* begin *

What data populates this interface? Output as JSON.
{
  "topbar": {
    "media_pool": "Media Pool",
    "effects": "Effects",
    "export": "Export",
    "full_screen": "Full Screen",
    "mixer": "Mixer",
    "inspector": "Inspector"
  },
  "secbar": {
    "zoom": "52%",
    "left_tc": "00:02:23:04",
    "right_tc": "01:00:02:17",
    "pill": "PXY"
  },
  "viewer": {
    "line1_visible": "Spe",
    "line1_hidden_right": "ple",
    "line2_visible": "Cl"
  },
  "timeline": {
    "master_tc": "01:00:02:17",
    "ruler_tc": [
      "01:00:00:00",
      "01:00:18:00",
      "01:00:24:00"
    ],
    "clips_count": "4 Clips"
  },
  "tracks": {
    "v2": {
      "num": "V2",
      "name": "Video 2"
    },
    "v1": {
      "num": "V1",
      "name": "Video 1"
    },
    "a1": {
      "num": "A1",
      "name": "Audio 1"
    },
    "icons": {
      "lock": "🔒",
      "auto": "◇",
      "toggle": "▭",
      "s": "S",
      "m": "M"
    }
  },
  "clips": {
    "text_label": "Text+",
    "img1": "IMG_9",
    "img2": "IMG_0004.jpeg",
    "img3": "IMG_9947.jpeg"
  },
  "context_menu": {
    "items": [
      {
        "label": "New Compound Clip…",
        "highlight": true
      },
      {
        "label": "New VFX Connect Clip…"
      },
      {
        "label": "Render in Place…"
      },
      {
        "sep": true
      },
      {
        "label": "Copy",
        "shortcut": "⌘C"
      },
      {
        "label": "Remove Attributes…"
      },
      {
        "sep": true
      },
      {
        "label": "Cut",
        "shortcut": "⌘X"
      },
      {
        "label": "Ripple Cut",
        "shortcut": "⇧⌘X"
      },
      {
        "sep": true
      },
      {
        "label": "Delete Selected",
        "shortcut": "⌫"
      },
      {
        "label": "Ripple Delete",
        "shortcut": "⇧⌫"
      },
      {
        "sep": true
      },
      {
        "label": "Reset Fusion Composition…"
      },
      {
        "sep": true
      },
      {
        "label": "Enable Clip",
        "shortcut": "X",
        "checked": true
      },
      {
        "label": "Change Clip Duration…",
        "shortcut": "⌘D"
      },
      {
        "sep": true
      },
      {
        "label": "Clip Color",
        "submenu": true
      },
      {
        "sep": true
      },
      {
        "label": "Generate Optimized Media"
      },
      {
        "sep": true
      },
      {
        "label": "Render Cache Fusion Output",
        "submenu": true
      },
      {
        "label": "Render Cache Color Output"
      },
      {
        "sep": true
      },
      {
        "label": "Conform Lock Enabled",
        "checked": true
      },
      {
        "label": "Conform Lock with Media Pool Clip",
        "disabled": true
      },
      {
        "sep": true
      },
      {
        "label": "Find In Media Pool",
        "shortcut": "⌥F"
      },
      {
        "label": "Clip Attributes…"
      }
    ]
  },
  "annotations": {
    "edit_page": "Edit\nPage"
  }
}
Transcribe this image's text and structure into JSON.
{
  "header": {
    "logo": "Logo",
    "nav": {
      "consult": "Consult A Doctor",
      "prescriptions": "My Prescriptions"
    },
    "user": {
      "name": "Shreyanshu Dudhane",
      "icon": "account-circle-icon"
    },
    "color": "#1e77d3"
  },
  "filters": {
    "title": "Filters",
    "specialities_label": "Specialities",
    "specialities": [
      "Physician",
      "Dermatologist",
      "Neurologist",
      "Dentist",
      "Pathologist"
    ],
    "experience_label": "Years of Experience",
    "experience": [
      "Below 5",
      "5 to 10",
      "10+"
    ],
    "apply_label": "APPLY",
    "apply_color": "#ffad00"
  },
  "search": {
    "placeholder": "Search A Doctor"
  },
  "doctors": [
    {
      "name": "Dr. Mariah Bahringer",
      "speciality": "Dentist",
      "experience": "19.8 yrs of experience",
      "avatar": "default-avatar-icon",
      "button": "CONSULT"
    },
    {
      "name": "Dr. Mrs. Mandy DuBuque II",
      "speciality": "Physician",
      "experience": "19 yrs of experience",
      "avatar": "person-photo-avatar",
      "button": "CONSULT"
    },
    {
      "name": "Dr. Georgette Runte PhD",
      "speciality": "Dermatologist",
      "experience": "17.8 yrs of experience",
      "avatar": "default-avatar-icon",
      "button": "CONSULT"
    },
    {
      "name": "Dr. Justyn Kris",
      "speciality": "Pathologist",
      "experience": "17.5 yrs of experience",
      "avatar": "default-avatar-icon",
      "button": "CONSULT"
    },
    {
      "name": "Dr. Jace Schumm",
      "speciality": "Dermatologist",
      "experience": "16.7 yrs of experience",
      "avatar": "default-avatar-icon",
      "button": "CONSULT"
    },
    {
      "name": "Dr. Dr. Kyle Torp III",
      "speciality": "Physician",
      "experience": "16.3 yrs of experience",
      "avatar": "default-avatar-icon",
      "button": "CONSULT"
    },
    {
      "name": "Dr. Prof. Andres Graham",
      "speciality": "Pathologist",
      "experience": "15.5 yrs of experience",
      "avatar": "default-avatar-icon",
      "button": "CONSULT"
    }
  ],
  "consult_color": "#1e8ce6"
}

* end *

WORK TO COMPLETE: Retype all the material above precisely, with no line left out.

THE RESPONSE:
What data populates this interface? Output as JSON.
{
  "topbar": {
    "media_pool": "Media Pool",
    "effects": "Effects",
    "export": "Export",
    "full_screen": "Full Screen",
    "mixer": "Mixer",
    "inspector": "Inspector"
  },
  "secbar": {
    "zoom": "52%",
    "left_tc": "00:02:23:04",
    "right_tc": "01:00:02:17",
    "pill": "PXY"
  },
  "viewer": {
    "line1_visible": "Spe",
    "line1_hidden_right": "ple",
    "line2_visible": "Cl"
  },
  "timeline": {
    "master_tc": "01:00:02:17",
    "ruler_tc": [
      "01:00:00:00",
      "01:00:18:00",
      "01:00:24:00"
    ],
    "clips_count": "4 Clips"
  },
  "tracks": {
    "v2": {
      "num": "V2",
      "name": "Video 2"
    },
    "v1": {
      "num": "V1",
      "name": "Video 1"
    },
    "a1": {
      "num": "A1",
      "name": "Audio 1"
    },
    "icons": {
      "lock": "🔒",
      "auto": "◇",
      "toggle": "▭",
      "s": "S",
      "m": "M"
    }
  },
  "clips": {
    "text_label": "Text+",
    "img1": "IMG_9",
    "img2": "IMG_0004.jpeg",
    "img3": "IMG_9947.jpeg"
  },
  "context_menu": {
    "items": [
      {
        "label": "New Compound Clip…",
        "highlight": true
      },
      {
        "label": "New VFX Connect Clip…"
      },
      {
        "label": "Render in Place…"
      },
      {
        "sep": true
      },
      {
        "label": "Copy",
        "shortcut": "⌘C"
      },
      {
        "label": "Remove Attributes…"
      },
      {
        "sep": true
      },
      {
        "label": "Cut",
        "shortcut": "⌘X"
      },
      {
        "label": "Ripple Cut",
        "shortcut": "⇧⌘X"
      },
      {
        "sep": true
      },
      {
        "label": "Delete Selected",
        "shortcut": "⌫"
      },
      {
        "label": "Ripple Delete",
        "shortcut": "⇧⌫"
      },
      {
        "sep": true
      },
      {
        "label": "Reset Fusion Composition…"
      },
      {
        "sep": true
      },
      {
        "label": "Enable Clip",
        "shortcut": "X",
        "checked": true
      },
      {
        "label": "Change Clip Duration…",
        "shortcut": "⌘D"
      },
      {
        "sep": true
      },
      {
        "label": "Clip Color",
        "submenu": true
      },
      {
        "sep": true
      },
      {
        "label": "Generate Optimized Media"
      },
      {
        "sep": true
      },
      {
        "label": "Render Cache Fusion Output",
        "submenu": true
      },
      {
        "label": "Render Cache Color Output"
      },
      {
        "sep": true
      },
      {
        "label": "Conform Lock Enabled",
        "checked": true
      },
      {
        "label": "Conform Lock with Media Pool Clip",
        "disabled": true
      },
      {
        "sep": true
      },
      {
        "label": "Find In Media Pool",
        "shortcut": "⌥F"
      },
      {
        "label": "Clip Attributes…"
      }
    ]
  },
  "annotations": {
    "edit_page": "Edit\nPage"
  }
}
Transcribe this image's text and structure into JSON.
{
  "header": {
    "logo": "Logo",
    "nav": {
      "consult": "Consult A Doctor",
      "prescriptions": "My Prescriptions"
    },
    "user": {
      "name": "Shreyanshu Dudhane",
      "icon": "account-circle-icon"
    },
    "color": "#1e77d3"
  },
  "filters": {
    "title": "Filters",
    "specialities_label": "Specialities",
    "specialities": [
      "Physician",
      "Dermatologist",
      "Neurologist",
      "Dentist",
      "Pathologist"
    ],
    "experience_label": "Years of Experience",
    "experience": [
      "Below 5",
      "5 to 10",
      "10+"
    ],
    "apply_label": "APPLY",
    "apply_color": "#ffad00"
  },
  "search": {
    "placeholder": "Search A Doctor"
  },
  "doctors": [
    {
      "name": "Dr. Mariah Bahringer",
      "speciality": "Dentist",
      "experience": "19.8 yrs of experience",
      "avatar": "default-avatar-icon",
      "button": "CONSULT"
    },
    {
      "name": "Dr. Mrs. Mandy DuBuque II",
      "speciality": "Physician",
      "experience": "19 yrs of experience",
      "avatar": "person-photo-avatar",
      "button": "CONSULT"
    },
    {
      "name": "Dr. Georgette Runte PhD",
      "speciality": "Dermatologist",
      "experience": "17.8 yrs of experience",
      "avatar": "default-avatar-icon",
      "button": "CONSULT"
    },
    {
      "name": "Dr. Justyn Kris",
      "speciality": "Pathologist",
      "experience": "17.5 yrs of experience",
      "avatar": "default-avatar-icon",
      "button": "CONSULT"
    },
    {
      "name": "Dr. Jace Schumm",
      "speciality": "Dermatologist",
      "experience": "16.7 yrs of experience",
      "avatar": "default-avatar-icon",
      "button": "CONSULT"
    },
    {
      "name": "Dr. Dr. Kyle Torp III",
      "speciality": "Physician",
      "experience": "16.3 yrs of experience",
      "avatar": "default-avatar-icon",
      "button": "CONSULT"
    },
    {
      "name": "Dr. Prof. Andres Graham",
      "speciality": "Pathologist",
      "experience": "15.5 yrs of experience",
      "avatar": "default-avatar-icon",
      "button": "CONSULT"
    }
  ],
  "consult_color": "#1e8ce6"
}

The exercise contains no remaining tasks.